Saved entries
»»
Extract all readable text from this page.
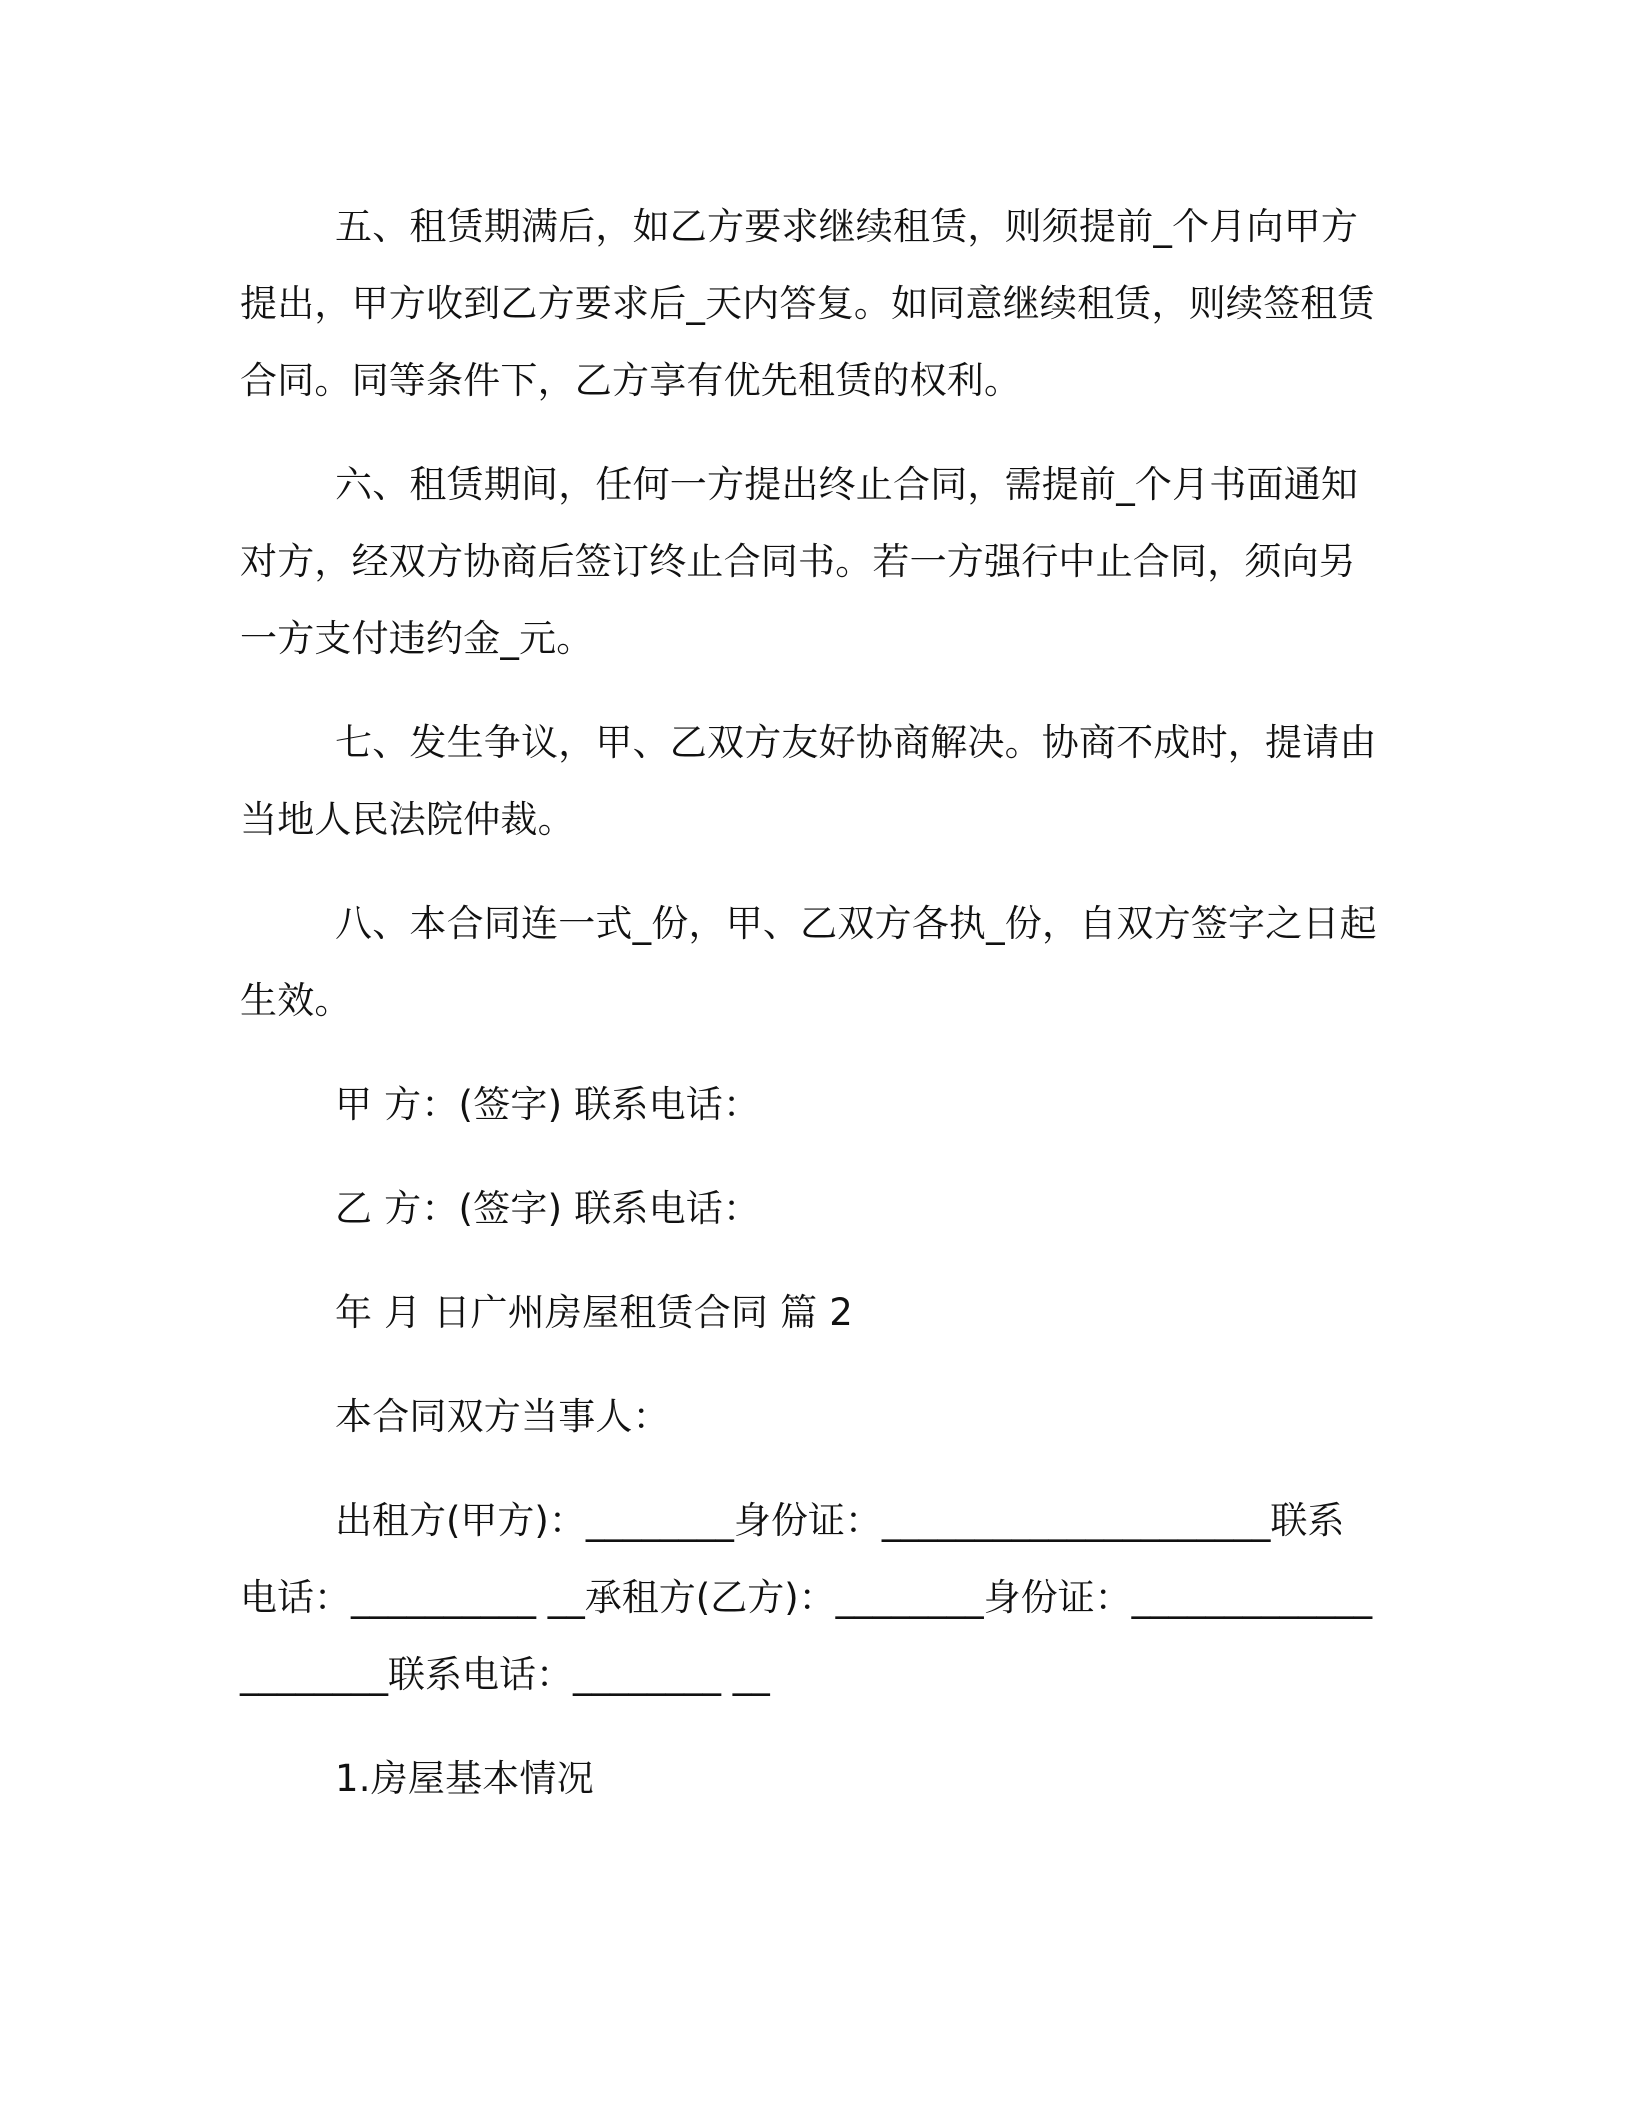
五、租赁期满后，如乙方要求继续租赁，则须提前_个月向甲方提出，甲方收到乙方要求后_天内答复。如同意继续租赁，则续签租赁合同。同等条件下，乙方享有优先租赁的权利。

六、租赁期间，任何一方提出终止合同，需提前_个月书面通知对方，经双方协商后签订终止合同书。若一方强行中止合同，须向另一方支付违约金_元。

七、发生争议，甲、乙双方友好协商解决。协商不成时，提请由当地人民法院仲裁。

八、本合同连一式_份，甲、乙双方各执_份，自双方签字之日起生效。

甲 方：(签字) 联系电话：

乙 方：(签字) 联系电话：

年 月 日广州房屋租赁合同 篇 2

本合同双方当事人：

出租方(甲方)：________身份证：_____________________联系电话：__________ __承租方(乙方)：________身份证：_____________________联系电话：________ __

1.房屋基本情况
««
• THE PROBLEM:
In this exercise, set down all of the data exactly, without the pictures.

• WORKED ANSWER:
Extract all readable text from this page.
五、租赁期满后，如乙方要求继续租赁，则须提前_个月向甲方提出，甲方收到乙方要求后_天内答复。如同意继续租赁，则续签租赁合同。同等条件下，乙方享有优先租赁的权利。

六、租赁期间，任何一方提出终止合同，需提前_个月书面通知对方，经双方协商后签订终止合同书。若一方强行中止合同，须向另一方支付违约金_元。

七、发生争议，甲、乙双方友好协商解决。协商不成时，提请由当地人民法院仲裁。

八、本合同连一式_份，甲、乙双方各执_份，自双方签字之日起生效。

甲 方：(签字) 联系电话：

乙 方：(签字) 联系电话：

年 月 日广州房屋租赁合同 篇 2

本合同双方当事人：

出租方(甲方)：________身份证：_____________________联系电话：__________ __承租方(乙方)：________身份证：_____________________联系电话：________ __

1.房屋基本情况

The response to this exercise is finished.